**EXERCISE TASK**
For the records below, give the count of lines holding the word "post" and nothing more.

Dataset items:
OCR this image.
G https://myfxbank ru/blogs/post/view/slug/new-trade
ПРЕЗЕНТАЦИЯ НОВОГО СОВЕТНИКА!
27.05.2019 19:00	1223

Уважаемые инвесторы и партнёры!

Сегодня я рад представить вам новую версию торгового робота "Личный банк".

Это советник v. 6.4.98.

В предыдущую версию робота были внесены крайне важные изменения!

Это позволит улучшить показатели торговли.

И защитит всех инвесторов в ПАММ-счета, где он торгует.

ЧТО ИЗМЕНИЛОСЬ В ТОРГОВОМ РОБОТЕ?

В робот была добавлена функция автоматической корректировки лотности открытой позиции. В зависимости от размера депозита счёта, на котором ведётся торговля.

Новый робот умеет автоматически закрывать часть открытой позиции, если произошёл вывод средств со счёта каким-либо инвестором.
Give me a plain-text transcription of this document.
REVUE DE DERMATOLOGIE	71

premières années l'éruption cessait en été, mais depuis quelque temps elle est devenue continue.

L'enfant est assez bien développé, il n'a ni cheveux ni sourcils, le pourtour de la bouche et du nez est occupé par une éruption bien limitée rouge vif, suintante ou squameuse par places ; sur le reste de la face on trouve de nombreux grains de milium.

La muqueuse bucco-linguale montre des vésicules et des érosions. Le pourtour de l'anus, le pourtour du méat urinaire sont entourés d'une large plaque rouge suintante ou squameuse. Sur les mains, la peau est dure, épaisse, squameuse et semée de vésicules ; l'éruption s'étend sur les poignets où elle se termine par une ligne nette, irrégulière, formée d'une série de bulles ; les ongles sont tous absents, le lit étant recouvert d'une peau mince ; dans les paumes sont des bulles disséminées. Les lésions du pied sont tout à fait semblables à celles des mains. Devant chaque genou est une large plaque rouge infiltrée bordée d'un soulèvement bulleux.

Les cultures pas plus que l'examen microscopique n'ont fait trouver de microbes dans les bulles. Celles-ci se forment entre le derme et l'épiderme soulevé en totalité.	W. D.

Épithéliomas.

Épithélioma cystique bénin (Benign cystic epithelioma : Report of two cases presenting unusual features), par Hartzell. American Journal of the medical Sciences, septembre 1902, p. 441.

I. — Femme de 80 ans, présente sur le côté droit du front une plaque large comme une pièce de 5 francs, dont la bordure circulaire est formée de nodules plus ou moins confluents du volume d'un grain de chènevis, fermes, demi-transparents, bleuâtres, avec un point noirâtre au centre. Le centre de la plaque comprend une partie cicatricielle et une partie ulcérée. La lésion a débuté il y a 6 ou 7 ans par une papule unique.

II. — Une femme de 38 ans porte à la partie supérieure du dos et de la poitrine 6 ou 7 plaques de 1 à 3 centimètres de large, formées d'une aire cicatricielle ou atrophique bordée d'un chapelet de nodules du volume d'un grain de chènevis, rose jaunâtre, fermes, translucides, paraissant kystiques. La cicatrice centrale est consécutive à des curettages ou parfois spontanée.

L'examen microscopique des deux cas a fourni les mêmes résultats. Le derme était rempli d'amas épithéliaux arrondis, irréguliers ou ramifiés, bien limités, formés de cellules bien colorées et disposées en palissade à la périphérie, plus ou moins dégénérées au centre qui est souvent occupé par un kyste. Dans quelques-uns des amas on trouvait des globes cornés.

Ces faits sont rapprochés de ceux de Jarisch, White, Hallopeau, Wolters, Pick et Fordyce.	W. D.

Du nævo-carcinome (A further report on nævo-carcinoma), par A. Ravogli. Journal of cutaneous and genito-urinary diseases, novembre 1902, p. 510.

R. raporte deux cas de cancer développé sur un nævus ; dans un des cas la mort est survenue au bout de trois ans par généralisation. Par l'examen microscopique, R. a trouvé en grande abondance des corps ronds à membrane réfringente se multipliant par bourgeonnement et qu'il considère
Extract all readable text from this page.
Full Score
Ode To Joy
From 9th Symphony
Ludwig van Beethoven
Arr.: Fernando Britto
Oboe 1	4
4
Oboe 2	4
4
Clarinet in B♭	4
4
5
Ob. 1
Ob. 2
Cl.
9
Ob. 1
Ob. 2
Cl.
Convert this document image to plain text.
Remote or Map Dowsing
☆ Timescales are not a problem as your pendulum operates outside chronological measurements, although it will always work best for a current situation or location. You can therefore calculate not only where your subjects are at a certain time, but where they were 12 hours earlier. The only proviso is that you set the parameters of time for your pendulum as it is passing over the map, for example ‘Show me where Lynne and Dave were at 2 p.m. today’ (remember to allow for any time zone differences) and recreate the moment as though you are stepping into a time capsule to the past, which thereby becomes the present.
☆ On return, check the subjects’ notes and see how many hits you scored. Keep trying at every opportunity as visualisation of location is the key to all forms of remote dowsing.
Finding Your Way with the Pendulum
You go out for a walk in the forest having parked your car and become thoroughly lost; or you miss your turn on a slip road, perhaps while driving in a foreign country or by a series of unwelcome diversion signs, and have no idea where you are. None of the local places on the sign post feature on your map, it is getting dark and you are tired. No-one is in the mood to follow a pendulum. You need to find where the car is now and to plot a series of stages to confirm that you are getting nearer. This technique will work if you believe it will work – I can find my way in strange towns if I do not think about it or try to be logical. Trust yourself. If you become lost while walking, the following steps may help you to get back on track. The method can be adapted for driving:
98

**TASK ANSWER**
2